**Problem to solve**
Filter the listing and keep only the lines with the word "name".

[begin Exercise data]

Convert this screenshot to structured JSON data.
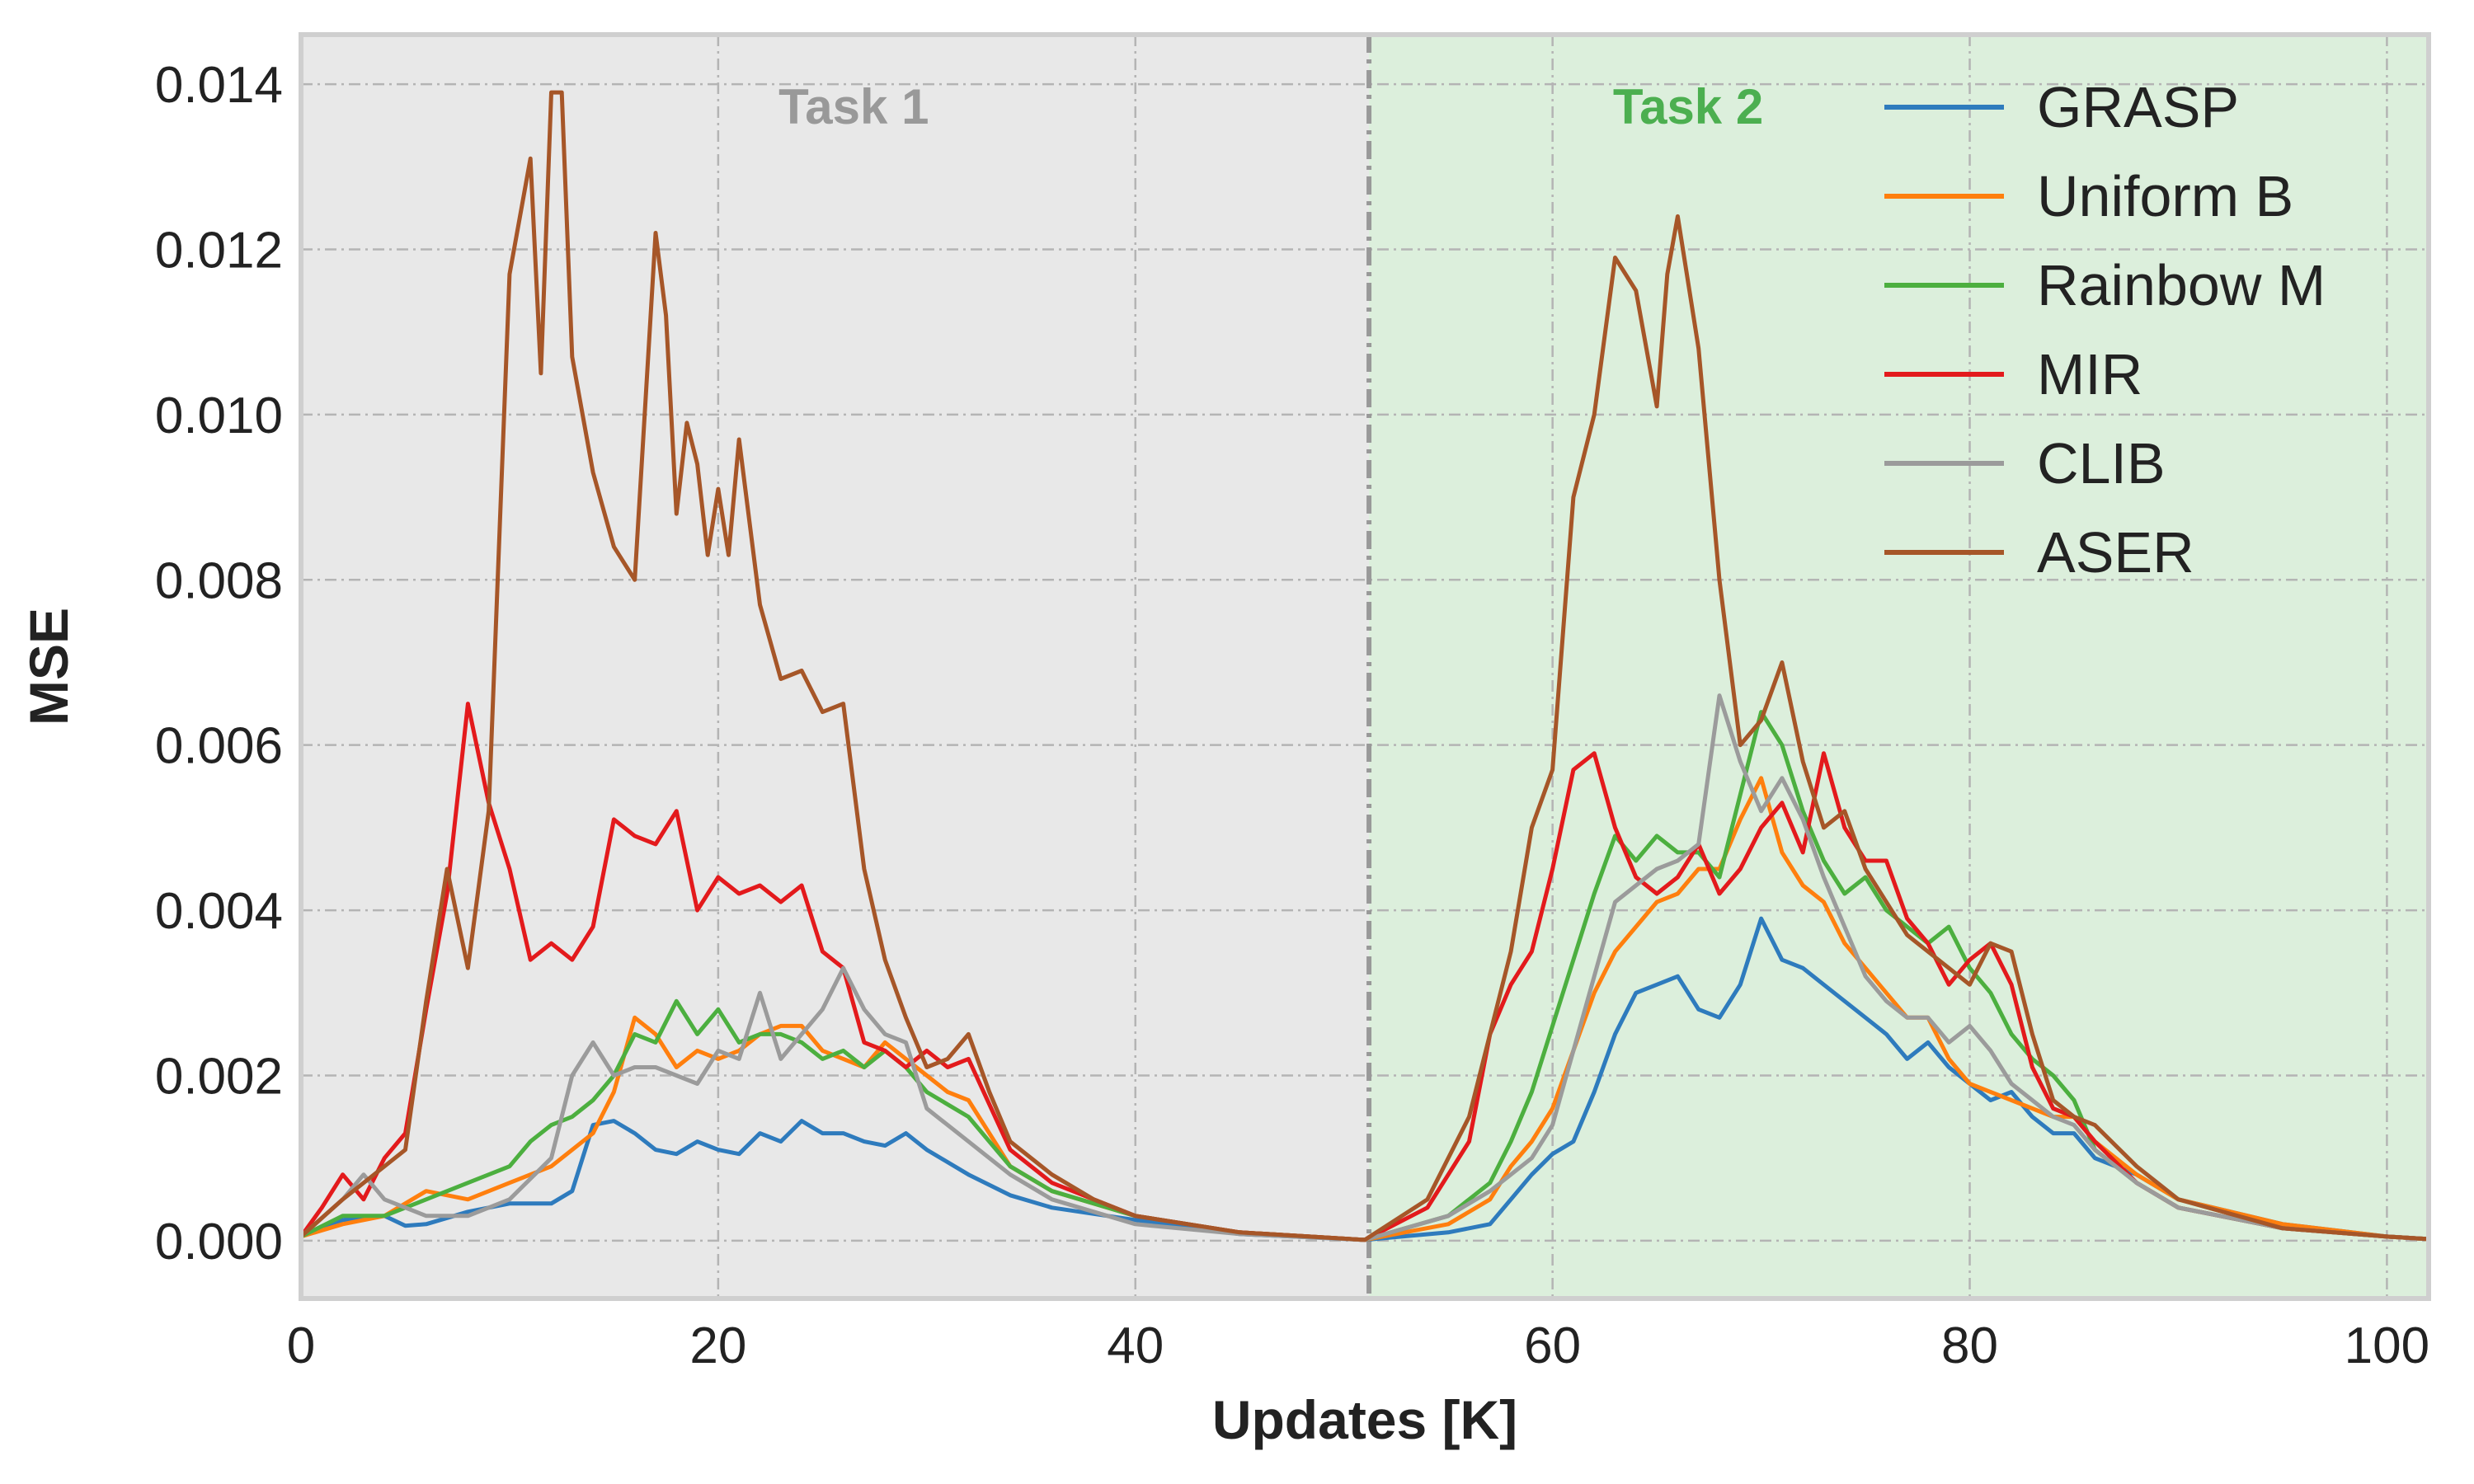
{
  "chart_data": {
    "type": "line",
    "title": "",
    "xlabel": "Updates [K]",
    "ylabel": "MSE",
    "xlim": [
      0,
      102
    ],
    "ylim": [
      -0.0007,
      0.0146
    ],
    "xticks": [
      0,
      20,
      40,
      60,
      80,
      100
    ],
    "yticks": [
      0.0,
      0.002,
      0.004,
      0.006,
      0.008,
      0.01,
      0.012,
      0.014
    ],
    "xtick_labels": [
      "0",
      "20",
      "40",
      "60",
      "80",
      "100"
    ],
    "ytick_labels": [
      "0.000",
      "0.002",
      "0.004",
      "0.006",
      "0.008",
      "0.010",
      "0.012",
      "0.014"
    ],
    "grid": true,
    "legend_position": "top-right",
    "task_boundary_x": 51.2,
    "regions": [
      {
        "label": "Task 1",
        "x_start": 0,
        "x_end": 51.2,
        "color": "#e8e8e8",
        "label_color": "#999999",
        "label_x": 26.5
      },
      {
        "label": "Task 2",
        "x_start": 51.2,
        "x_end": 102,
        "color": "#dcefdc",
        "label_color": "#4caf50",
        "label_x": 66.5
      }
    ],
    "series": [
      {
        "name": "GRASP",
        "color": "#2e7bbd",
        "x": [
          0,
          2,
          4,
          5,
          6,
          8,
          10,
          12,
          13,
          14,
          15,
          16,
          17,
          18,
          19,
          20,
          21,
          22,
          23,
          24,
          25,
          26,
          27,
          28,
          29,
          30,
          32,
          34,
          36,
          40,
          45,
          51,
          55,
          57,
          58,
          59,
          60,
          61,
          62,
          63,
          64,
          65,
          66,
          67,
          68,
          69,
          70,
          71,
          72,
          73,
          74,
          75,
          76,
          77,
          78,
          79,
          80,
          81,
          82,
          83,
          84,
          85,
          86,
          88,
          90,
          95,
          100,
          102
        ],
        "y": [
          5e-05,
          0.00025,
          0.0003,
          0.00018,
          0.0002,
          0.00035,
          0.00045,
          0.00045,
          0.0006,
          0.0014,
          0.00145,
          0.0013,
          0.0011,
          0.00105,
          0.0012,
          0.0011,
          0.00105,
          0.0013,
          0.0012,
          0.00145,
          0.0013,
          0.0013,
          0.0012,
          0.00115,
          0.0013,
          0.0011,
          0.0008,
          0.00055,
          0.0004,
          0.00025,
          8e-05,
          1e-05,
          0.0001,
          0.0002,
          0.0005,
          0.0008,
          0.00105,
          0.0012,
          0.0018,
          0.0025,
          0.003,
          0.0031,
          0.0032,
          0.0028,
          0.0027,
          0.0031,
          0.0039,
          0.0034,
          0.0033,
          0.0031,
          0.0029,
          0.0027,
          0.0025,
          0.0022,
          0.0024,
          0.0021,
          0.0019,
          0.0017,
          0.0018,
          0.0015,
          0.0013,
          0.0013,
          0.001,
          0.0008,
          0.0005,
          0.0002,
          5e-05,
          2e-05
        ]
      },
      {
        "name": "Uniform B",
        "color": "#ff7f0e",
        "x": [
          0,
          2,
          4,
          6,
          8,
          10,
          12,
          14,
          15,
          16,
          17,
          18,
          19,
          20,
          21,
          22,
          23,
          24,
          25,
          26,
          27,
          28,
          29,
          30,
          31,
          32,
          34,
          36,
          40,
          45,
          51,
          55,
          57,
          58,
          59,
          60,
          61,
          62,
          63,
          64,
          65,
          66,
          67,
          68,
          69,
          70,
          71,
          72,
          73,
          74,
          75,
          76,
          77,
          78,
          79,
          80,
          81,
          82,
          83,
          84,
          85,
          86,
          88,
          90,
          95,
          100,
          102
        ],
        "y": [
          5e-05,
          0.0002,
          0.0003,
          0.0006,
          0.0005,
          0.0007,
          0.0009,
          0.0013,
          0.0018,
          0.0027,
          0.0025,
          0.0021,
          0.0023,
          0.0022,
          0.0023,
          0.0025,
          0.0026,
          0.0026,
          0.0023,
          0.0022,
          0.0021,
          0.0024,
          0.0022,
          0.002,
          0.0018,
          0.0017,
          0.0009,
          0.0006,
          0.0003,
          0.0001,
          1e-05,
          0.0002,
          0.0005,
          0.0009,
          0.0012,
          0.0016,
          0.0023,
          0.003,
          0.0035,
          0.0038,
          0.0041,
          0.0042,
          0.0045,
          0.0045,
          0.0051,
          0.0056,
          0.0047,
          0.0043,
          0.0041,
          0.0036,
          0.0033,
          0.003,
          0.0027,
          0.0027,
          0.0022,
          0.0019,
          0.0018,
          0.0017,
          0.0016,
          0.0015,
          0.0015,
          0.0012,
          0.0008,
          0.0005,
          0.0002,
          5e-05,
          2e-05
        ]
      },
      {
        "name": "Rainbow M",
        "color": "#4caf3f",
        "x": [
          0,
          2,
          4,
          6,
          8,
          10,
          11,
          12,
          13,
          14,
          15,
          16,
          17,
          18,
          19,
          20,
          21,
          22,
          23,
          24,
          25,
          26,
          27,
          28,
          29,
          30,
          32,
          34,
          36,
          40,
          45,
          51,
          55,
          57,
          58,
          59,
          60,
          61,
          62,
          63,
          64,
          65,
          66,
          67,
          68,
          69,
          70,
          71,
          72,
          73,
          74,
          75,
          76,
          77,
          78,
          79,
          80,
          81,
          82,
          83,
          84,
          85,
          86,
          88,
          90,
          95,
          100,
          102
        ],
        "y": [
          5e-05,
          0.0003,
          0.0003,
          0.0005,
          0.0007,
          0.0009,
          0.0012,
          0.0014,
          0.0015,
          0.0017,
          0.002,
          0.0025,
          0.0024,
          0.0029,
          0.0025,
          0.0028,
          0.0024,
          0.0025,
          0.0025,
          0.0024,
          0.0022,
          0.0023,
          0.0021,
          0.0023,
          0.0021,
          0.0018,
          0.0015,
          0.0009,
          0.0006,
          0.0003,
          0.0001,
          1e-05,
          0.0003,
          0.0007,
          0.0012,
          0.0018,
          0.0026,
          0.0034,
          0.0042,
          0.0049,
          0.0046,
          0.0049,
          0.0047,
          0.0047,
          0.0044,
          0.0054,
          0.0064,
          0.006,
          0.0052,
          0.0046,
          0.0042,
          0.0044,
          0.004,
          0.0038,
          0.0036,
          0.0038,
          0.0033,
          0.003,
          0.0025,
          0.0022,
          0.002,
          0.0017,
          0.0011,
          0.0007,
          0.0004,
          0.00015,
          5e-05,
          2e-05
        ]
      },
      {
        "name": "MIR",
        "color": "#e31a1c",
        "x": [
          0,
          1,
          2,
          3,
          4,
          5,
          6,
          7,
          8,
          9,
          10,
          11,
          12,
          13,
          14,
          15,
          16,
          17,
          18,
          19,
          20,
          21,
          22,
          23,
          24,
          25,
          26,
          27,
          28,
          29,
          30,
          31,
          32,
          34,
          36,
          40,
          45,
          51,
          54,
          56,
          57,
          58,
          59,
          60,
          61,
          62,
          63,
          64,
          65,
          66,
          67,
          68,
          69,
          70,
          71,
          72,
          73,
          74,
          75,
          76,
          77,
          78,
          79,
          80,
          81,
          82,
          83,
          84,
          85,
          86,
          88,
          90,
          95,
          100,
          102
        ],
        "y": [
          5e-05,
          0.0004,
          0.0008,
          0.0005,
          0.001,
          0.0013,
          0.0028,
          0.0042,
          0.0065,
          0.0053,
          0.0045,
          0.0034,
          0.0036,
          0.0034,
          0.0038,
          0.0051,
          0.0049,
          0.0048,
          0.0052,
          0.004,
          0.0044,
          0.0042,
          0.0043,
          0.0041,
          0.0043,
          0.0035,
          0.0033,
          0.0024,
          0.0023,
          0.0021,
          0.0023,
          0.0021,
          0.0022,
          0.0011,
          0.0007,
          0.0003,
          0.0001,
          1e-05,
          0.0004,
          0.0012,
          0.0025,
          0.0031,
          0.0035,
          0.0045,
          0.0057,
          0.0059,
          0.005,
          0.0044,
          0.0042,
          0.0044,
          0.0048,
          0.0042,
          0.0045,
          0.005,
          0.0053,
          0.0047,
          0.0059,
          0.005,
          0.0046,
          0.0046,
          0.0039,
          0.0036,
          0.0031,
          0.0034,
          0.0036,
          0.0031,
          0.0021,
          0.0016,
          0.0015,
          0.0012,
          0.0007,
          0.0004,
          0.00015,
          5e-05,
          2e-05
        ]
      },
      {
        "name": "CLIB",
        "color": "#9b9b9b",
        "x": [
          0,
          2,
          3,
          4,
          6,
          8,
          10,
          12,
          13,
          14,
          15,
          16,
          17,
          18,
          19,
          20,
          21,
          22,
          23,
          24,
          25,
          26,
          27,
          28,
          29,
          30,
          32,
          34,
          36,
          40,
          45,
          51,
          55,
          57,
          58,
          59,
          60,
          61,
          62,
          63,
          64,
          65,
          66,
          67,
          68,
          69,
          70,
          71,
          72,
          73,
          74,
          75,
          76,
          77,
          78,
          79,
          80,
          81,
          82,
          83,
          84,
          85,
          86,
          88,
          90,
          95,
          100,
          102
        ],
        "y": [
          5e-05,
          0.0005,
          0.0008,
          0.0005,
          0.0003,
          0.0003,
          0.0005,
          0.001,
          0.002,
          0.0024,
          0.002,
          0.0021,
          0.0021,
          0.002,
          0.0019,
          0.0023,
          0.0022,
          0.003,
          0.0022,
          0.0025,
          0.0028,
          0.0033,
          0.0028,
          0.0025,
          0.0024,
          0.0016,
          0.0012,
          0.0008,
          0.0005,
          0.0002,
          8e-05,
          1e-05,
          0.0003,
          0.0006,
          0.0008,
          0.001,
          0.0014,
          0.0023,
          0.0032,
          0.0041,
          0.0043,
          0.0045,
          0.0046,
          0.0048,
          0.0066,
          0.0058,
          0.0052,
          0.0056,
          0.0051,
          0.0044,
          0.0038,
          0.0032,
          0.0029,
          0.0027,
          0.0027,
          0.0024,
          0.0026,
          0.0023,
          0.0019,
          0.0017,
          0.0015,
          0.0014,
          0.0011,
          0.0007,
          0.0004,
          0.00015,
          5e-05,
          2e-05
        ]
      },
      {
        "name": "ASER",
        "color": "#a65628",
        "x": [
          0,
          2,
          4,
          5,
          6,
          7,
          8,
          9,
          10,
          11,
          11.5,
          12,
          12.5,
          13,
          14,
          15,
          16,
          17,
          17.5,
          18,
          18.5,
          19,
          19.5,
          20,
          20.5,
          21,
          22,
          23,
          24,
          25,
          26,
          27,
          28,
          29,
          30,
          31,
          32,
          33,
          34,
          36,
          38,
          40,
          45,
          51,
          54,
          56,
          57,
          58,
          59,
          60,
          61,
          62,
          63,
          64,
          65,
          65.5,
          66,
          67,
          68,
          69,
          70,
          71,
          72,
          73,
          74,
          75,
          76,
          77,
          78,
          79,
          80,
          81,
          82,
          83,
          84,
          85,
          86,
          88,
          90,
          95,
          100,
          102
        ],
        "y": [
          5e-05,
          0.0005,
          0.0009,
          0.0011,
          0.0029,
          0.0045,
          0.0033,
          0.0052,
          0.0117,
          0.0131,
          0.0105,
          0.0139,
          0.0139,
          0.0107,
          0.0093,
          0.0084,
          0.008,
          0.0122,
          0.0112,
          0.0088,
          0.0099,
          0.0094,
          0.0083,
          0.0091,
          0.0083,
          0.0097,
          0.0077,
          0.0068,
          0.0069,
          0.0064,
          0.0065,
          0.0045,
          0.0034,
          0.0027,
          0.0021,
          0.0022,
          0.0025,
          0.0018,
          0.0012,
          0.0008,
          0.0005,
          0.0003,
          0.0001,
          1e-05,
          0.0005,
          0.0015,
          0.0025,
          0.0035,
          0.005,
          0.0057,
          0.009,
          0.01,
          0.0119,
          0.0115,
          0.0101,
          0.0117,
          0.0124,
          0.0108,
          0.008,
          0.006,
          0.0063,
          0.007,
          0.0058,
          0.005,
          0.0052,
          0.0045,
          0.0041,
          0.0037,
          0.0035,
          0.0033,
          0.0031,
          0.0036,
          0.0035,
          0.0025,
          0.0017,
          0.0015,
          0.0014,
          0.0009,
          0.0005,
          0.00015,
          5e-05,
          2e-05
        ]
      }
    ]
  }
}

[end Exercise data]

**Response**
        "name": "GRASP",
        "name": "Uniform B",
        "name": "Rainbow M",
        "name": "MIR",
        "name": "CLIB",
        "name": "ASER",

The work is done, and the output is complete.